● TASK DETAILS:
Write every line of the material out exactly as shown.

● GIVEN ENTRIES:
------------------------------------

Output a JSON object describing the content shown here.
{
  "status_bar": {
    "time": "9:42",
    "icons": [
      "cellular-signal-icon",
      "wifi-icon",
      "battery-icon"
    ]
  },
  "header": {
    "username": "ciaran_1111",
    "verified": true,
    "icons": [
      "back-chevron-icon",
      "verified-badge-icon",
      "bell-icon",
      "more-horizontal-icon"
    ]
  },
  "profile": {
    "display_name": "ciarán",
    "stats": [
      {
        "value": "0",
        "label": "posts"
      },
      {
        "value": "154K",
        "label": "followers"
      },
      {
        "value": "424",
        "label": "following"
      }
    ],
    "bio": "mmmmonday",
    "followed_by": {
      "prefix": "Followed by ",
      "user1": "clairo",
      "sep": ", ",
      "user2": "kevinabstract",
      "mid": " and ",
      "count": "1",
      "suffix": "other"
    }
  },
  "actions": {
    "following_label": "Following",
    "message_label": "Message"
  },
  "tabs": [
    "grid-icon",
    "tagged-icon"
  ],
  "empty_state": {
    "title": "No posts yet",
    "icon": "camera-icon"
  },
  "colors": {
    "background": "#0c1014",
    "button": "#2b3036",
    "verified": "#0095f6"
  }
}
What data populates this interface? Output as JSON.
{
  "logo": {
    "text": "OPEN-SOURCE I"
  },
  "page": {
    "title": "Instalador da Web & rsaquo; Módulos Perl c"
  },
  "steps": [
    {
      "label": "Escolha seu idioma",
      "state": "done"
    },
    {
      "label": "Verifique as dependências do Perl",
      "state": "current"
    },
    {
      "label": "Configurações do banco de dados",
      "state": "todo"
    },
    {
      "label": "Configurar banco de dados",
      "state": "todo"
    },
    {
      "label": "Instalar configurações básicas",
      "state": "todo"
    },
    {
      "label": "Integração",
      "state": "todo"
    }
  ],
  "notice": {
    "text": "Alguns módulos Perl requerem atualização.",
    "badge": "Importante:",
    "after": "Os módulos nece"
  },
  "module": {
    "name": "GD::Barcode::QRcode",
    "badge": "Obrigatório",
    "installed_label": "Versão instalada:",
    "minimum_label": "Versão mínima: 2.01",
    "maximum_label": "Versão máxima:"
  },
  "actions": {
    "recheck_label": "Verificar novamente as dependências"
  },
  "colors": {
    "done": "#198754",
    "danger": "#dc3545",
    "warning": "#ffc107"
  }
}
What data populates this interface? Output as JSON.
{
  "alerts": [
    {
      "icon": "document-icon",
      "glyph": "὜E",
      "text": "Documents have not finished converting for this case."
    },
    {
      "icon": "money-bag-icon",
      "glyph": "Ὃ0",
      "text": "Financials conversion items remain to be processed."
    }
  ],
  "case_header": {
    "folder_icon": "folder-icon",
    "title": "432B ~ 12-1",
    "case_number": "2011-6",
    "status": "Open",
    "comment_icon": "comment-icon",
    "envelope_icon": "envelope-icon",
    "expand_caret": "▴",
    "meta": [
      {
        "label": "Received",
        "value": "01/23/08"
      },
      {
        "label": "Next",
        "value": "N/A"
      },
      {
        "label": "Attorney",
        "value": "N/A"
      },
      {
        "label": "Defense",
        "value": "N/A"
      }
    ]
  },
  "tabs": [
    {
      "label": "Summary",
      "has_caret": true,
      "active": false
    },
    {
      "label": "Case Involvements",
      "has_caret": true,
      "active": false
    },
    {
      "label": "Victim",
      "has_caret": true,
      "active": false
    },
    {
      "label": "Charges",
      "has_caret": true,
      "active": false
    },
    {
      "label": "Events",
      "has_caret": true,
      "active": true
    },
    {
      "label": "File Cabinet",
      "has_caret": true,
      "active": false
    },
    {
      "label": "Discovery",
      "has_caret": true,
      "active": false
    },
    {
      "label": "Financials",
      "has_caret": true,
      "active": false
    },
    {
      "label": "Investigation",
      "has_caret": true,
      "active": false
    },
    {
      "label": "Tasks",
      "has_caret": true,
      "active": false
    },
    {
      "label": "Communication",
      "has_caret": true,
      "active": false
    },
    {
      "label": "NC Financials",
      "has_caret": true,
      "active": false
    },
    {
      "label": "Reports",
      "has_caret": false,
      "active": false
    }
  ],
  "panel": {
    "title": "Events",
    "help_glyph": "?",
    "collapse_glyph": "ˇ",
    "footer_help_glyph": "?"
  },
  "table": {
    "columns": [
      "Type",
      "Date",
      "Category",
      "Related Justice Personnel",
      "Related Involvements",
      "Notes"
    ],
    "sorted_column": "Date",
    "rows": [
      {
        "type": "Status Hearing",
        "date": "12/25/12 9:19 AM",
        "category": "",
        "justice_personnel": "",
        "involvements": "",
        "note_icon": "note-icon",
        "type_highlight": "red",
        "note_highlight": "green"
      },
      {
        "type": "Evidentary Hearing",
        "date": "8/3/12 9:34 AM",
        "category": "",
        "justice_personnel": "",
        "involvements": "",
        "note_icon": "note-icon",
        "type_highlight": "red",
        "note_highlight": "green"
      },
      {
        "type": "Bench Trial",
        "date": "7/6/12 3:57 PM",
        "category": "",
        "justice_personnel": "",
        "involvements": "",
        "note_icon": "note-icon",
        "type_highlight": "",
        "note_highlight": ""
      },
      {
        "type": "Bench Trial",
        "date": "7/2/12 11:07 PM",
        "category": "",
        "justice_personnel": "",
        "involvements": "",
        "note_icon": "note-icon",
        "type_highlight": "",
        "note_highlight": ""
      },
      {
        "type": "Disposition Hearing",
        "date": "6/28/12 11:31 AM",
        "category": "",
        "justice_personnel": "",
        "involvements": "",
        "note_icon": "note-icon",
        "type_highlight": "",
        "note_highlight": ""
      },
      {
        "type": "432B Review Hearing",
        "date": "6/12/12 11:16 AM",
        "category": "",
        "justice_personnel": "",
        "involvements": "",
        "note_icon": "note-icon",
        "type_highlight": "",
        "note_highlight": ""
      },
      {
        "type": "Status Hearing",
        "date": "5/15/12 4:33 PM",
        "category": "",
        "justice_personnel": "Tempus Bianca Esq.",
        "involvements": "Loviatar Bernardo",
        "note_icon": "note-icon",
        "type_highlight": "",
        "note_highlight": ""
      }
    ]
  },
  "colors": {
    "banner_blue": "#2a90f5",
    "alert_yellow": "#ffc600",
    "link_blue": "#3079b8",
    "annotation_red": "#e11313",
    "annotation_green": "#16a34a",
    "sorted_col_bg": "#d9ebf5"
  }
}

------------------------------------

● COMPLETED EXERCISE:
Output a JSON object describing the content shown here.
{
  "status_bar": {
    "time": "9:42",
    "icons": [
      "cellular-signal-icon",
      "wifi-icon",
      "battery-icon"
    ]
  },
  "header": {
    "username": "ciaran_1111",
    "verified": true,
    "icons": [
      "back-chevron-icon",
      "verified-badge-icon",
      "bell-icon",
      "more-horizontal-icon"
    ]
  },
  "profile": {
    "display_name": "ciarán",
    "stats": [
      {
        "value": "0",
        "label": "posts"
      },
      {
        "value": "154K",
        "label": "followers"
      },
      {
        "value": "424",
        "label": "following"
      }
    ],
    "bio": "mmmmonday",
    "followed_by": {
      "prefix": "Followed by ",
      "user1": "clairo",
      "sep": ", ",
      "user2": "kevinabstract",
      "mid": " and ",
      "count": "1",
      "suffix": "other"
    }
  },
  "actions": {
    "following_label": "Following",
    "message_label": "Message"
  },
  "tabs": [
    "grid-icon",
    "tagged-icon"
  ],
  "empty_state": {
    "title": "No posts yet",
    "icon": "camera-icon"
  },
  "colors": {
    "background": "#0c1014",
    "button": "#2b3036",
    "verified": "#0095f6"
  }
}
What data populates this interface? Output as JSON.
{
  "logo": {
    "text": "OPEN-SOURCE I"
  },
  "page": {
    "title": "Instalador da Web & rsaquo; Módulos Perl c"
  },
  "steps": [
    {
      "label": "Escolha seu idioma",
      "state": "done"
    },
    {
      "label": "Verifique as dependências do Perl",
      "state": "current"
    },
    {
      "label": "Configurações do banco de dados",
      "state": "todo"
    },
    {
      "label": "Configurar banco de dados",
      "state": "todo"
    },
    {
      "label": "Instalar configurações básicas",
      "state": "todo"
    },
    {
      "label": "Integração",
      "state": "todo"
    }
  ],
  "notice": {
    "text": "Alguns módulos Perl requerem atualização.",
    "badge": "Importante:",
    "after": "Os módulos nece"
  },
  "module": {
    "name": "GD::Barcode::QRcode",
    "badge": "Obrigatório",
    "installed_label": "Versão instalada:",
    "minimum_label": "Versão mínima: 2.01",
    "maximum_label": "Versão máxima:"
  },
  "actions": {
    "recheck_label": "Verificar novamente as dependências"
  },
  "colors": {
    "done": "#198754",
    "danger": "#dc3545",
    "warning": "#ffc107"
  }
}
What data populates this interface? Output as JSON.
{
  "alerts": [
    {
      "icon": "document-icon",
      "glyph": "὜E",
      "text": "Documents have not finished converting for this case."
    },
    {
      "icon": "money-bag-icon",
      "glyph": "Ὃ0",
      "text": "Financials conversion items remain to be processed."
    }
  ],
  "case_header": {
    "folder_icon": "folder-icon",
    "title": "432B ~ 12-1",
    "case_number": "2011-6",
    "status": "Open",
    "comment_icon": "comment-icon",
    "envelope_icon": "envelope-icon",
    "expand_caret": "▴",
    "meta": [
      {
        "label": "Received",
        "value": "01/23/08"
      },
      {
        "label": "Next",
        "value": "N/A"
      },
      {
        "label": "Attorney",
        "value": "N/A"
      },
      {
        "label": "Defense",
        "value": "N/A"
      }
    ]
  },
  "tabs": [
    {
      "label": "Summary",
      "has_caret": true,
      "active": false
    },
    {
      "label": "Case Involvements",
      "has_caret": true,
      "active": false
    },
    {
      "label": "Victim",
      "has_caret": true,
      "active": false
    },
    {
      "label": "Charges",
      "has_caret": true,
      "active": false
    },
    {
      "label": "Events",
      "has_caret": true,
      "active": true
    },
    {
      "label": "File Cabinet",
      "has_caret": true,
      "active": false
    },
    {
      "label": "Discovery",
      "has_caret": true,
      "active": false
    },
    {
      "label": "Financials",
      "has_caret": true,
      "active": false
    },
    {
      "label": "Investigation",
      "has_caret": true,
      "active": false
    },
    {
      "label": "Tasks",
      "has_caret": true,
      "active": false
    },
    {
      "label": "Communication",
      "has_caret": true,
      "active": false
    },
    {
      "label": "NC Financials",
      "has_caret": true,
      "active": false
    },
    {
      "label": "Reports",
      "has_caret": false,
      "active": false
    }
  ],
  "panel": {
    "title": "Events",
    "help_glyph": "?",
    "collapse_glyph": "ˇ",
    "footer_help_glyph": "?"
  },
  "table": {
    "columns": [
      "Type",
      "Date",
      "Category",
      "Related Justice Personnel",
      "Related Involvements",
      "Notes"
    ],
    "sorted_column": "Date",
    "rows": [
      {
        "type": "Status Hearing",
        "date": "12/25/12 9:19 AM",
        "category": "",
        "justice_personnel": "",
        "involvements": "",
        "note_icon": "note-icon",
        "type_highlight": "red",
        "note_highlight": "green"
      },
      {
        "type": "Evidentary Hearing",
        "date": "8/3/12 9:34 AM",
        "category": "",
        "justice_personnel": "",
        "involvements": "",
        "note_icon": "note-icon",
        "type_highlight": "red",
        "note_highlight": "green"
      },
      {
        "type": "Bench Trial",
        "date": "7/6/12 3:57 PM",
        "category": "",
        "justice_personnel": "",
        "involvements": "",
        "note_icon": "note-icon",
        "type_highlight": "",
        "note_highlight": ""
      },
      {
        "type": "Bench Trial",
        "date": "7/2/12 11:07 PM",
        "category": "",
        "justice_personnel": "",
        "involvements": "",
        "note_icon": "note-icon",
        "type_highlight": "",
        "note_highlight": ""
      },
      {
        "type": "Disposition Hearing",
        "date": "6/28/12 11:31 AM",
        "category": "",
        "justice_personnel": "",
        "involvements": "",
        "note_icon": "note-icon",
        "type_highlight": "",
        "note_highlight": ""
      },
      {
        "type": "432B Review Hearing",
        "date": "6/12/12 11:16 AM",
        "category": "",
        "justice_personnel": "",
        "involvements": "",
        "note_icon": "note-icon",
        "type_highlight": "",
        "note_highlight": ""
      },
      {
        "type": "Status Hearing",
        "date": "5/15/12 4:33 PM",
        "category": "",
        "justice_personnel": "Tempus Bianca Esq.",
        "involvements": "Loviatar Bernardo",
        "note_icon": "note-icon",
        "type_highlight": "",
        "note_highlight": ""
      }
    ]
  },
  "colors": {
    "banner_blue": "#2a90f5",
    "alert_yellow": "#ffc600",
    "link_blue": "#3079b8",
    "annotation_red": "#e11313",
    "annotation_green": "#16a34a",
    "sorted_col_bg": "#d9ebf5"
  }
}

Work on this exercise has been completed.